What is needed —
Copy all records verbatim.

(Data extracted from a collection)
>>

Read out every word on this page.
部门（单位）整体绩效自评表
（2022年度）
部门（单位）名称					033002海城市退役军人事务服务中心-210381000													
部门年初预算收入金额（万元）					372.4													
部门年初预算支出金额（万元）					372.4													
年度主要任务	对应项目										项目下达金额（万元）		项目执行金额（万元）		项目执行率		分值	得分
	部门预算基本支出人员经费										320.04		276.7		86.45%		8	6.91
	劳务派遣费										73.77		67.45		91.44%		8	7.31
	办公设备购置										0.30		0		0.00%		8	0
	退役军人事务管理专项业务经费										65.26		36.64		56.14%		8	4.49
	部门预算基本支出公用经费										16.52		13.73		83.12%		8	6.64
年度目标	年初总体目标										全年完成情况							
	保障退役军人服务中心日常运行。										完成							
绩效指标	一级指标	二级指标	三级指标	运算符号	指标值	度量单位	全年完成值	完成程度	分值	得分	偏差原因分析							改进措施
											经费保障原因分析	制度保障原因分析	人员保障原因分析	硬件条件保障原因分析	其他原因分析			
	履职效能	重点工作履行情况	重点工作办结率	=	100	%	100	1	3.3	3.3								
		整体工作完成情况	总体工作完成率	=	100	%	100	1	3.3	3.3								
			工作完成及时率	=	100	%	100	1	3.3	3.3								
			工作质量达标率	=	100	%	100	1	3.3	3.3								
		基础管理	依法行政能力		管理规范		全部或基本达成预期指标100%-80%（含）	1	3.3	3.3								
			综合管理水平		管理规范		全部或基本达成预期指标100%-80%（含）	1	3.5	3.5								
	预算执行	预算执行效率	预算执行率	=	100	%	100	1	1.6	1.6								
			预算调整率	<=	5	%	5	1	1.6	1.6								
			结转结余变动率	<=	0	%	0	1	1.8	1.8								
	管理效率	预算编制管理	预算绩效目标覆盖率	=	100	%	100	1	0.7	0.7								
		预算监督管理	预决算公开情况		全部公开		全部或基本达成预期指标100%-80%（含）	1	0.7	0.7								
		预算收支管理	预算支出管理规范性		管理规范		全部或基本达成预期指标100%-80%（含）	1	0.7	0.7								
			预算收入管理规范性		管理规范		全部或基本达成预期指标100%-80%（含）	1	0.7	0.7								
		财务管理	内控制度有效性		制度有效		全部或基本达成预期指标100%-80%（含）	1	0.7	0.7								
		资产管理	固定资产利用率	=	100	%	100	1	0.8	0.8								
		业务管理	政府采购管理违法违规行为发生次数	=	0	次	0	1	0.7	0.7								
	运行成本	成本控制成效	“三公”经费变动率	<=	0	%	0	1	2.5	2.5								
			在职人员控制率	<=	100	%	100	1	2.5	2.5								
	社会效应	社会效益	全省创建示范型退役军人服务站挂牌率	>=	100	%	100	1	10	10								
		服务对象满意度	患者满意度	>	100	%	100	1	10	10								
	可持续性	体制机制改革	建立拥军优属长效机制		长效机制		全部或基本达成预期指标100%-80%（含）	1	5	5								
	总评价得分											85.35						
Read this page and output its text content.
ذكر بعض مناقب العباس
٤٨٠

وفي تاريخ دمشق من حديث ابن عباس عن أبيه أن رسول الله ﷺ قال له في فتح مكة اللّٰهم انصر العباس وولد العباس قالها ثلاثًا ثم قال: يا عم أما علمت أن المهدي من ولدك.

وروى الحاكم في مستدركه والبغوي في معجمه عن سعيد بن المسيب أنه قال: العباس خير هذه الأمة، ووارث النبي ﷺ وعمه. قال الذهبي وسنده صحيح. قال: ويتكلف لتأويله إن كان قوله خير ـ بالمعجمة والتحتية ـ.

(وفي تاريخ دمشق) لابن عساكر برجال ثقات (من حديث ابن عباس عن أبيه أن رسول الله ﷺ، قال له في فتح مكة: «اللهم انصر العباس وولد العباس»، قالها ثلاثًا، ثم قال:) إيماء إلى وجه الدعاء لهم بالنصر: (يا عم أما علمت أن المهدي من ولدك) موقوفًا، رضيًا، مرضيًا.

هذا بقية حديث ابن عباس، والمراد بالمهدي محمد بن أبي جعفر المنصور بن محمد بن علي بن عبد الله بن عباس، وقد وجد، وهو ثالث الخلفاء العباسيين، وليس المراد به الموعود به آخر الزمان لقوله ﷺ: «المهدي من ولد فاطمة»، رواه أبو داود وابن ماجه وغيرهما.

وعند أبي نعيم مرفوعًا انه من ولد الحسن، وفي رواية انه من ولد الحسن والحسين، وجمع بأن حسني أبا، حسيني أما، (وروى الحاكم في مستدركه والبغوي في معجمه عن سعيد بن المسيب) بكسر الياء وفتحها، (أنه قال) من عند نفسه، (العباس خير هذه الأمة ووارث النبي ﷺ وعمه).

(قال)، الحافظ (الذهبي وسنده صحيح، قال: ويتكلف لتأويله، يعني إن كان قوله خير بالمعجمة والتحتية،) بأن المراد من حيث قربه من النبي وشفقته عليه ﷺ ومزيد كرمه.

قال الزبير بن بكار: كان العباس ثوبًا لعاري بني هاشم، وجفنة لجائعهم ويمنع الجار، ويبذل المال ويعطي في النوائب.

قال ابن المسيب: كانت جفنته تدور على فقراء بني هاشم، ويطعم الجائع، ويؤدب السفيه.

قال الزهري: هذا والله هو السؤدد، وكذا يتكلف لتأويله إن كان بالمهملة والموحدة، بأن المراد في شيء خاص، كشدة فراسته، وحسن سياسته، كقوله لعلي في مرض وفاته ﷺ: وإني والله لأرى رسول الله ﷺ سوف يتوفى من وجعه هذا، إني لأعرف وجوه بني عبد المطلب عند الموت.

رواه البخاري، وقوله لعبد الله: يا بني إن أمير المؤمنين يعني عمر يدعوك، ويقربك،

<<

Solution to this problem —
Read out every word on this page.
部门（单位）整体绩效自评表
（2022年度）
部门（单位）名称					033002海城市退役军人事务服务中心-210381000													
部门年初预算收入金额（万元）					372.4													
部门年初预算支出金额（万元）					372.4													
年度主要任务	对应项目										项目下达金额（万元）		项目执行金额（万元）		项目执行率		分值	得分
	部门预算基本支出人员经费										320.04		276.7		86.45%		8	6.91
	劳务派遣费										73.77		67.45		91.44%		8	7.31
	办公设备购置										0.30		0		0.00%		8	0
	退役军人事务管理专项业务经费										65.26		36.64		56.14%		8	4.49
	部门预算基本支出公用经费										16.52		13.73		83.12%		8	6.64
年度目标	年初总体目标										全年完成情况							
	保障退役军人服务中心日常运行。										完成							
绩效指标	一级指标	二级指标	三级指标	运算符号	指标值	度量单位	全年完成值	完成程度	分值	得分	偏差原因分析							改进措施
											经费保障原因分析	制度保障原因分析	人员保障原因分析	硬件条件保障原因分析	其他原因分析			
	履职效能	重点工作履行情况	重点工作办结率	=	100	%	100	1	3.3	3.3								
		整体工作完成情况	总体工作完成率	=	100	%	100	1	3.3	3.3								
			工作完成及时率	=	100	%	100	1	3.3	3.3								
			工作质量达标率	=	100	%	100	1	3.3	3.3								
		基础管理	依法行政能力		管理规范		全部或基本达成预期指标100%-80%（含）	1	3.3	3.3								
			综合管理水平		管理规范		全部或基本达成预期指标100%-80%（含）	1	3.5	3.5								
	预算执行	预算执行效率	预算执行率	=	100	%	100	1	1.6	1.6								
			预算调整率	<=	5	%	5	1	1.6	1.6								
			结转结余变动率	<=	0	%	0	1	1.8	1.8								
	管理效率	预算编制管理	预算绩效目标覆盖率	=	100	%	100	1	0.7	0.7								
		预算监督管理	预决算公开情况		全部公开		全部或基本达成预期指标100%-80%（含）	1	0.7	0.7								
		预算收支管理	预算支出管理规范性		管理规范		全部或基本达成预期指标100%-80%（含）	1	0.7	0.7								
			预算收入管理规范性		管理规范		全部或基本达成预期指标100%-80%（含）	1	0.7	0.7								
		财务管理	内控制度有效性		制度有效		全部或基本达成预期指标100%-80%（含）	1	0.7	0.7								
		资产管理	固定资产利用率	=	100	%	100	1	0.8	0.8								
		业务管理	政府采购管理违法违规行为发生次数	=	0	次	0	1	0.7	0.7								
	运行成本	成本控制成效	“三公”经费变动率	<=	0	%	0	1	2.5	2.5								
			在职人员控制率	<=	100	%	100	1	2.5	2.5								
	社会效应	社会效益	全省创建示范型退役军人服务站挂牌率	>=	100	%	100	1	10	10								
		服务对象满意度	患者满意度	>	100	%	100	1	10	10								
	可持续性	体制机制改革	建立拥军优属长效机制		长效机制		全部或基本达成预期指标100%-80%（含）	1	5	5								
	总评价得分											85.35						
Read this page and output its text content.
ذكر بعض مناقب العباس
٤٨٠

وفي تاريخ دمشق من حديث ابن عباس عن أبيه أن رسول الله ﷺ قال له في فتح مكة اللّٰهم انصر العباس وولد العباس قالها ثلاثًا ثم قال: يا عم أما علمت أن المهدي من ولدك.

وروى الحاكم في مستدركه والبغوي في معجمه عن سعيد بن المسيب أنه قال: العباس خير هذه الأمة، ووارث النبي ﷺ وعمه. قال الذهبي وسنده صحيح. قال: ويتكلف لتأويله إن كان قوله خير ـ بالمعجمة والتحتية ـ.

(وفي تاريخ دمشق) لابن عساكر برجال ثقات (من حديث ابن عباس عن أبيه أن رسول الله ﷺ، قال له في فتح مكة: «اللهم انصر العباس وولد العباس»، قالها ثلاثًا، ثم قال:) إيماء إلى وجه الدعاء لهم بالنصر: (يا عم أما علمت أن المهدي من ولدك) موقوفًا، رضيًا، مرضيًا.

هذا بقية حديث ابن عباس، والمراد بالمهدي محمد بن أبي جعفر المنصور بن محمد بن علي بن عبد الله بن عباس، وقد وجد، وهو ثالث الخلفاء العباسيين، وليس المراد به الموعود به آخر الزمان لقوله ﷺ: «المهدي من ولد فاطمة»، رواه أبو داود وابن ماجه وغيرهما.

وعند أبي نعيم مرفوعًا انه من ولد الحسن، وفي رواية انه من ولد الحسن والحسين، وجمع بأن حسني أبا، حسيني أما، (وروى الحاكم في مستدركه والبغوي في معجمه عن سعيد بن المسيب) بكسر الياء وفتحها، (أنه قال) من عند نفسه، (العباس خير هذه الأمة ووارث النبي ﷺ وعمه).

(قال)، الحافظ (الذهبي وسنده صحيح، قال: ويتكلف لتأويله، يعني إن كان قوله خير بالمعجمة والتحتية،) بأن المراد من حيث قربه من النبي وشفقته عليه ﷺ ومزيد كرمه.

قال الزبير بن بكار: كان العباس ثوبًا لعاري بني هاشم، وجفنة لجائعهم ويمنع الجار، ويبذل المال ويعطي في النوائب.

قال ابن المسيب: كانت جفنته تدور على فقراء بني هاشم، ويطعم الجائع، ويؤدب السفيه.

قال الزهري: هذا والله هو السؤدد، وكذا يتكلف لتأويله إن كان بالمهملة والموحدة، بأن المراد في شيء خاص، كشدة فراسته، وحسن سياسته، كقوله لعلي في مرض وفاته ﷺ: وإني والله لأرى رسول الله ﷺ سوف يتوفى من وجعه هذا، إني لأعرف وجوه بني عبد المطلب عند الموت.

رواه البخاري، وقوله لعبد الله: يا بني إن أمير المؤمنين يعني عمر يدعوك، ويقربك،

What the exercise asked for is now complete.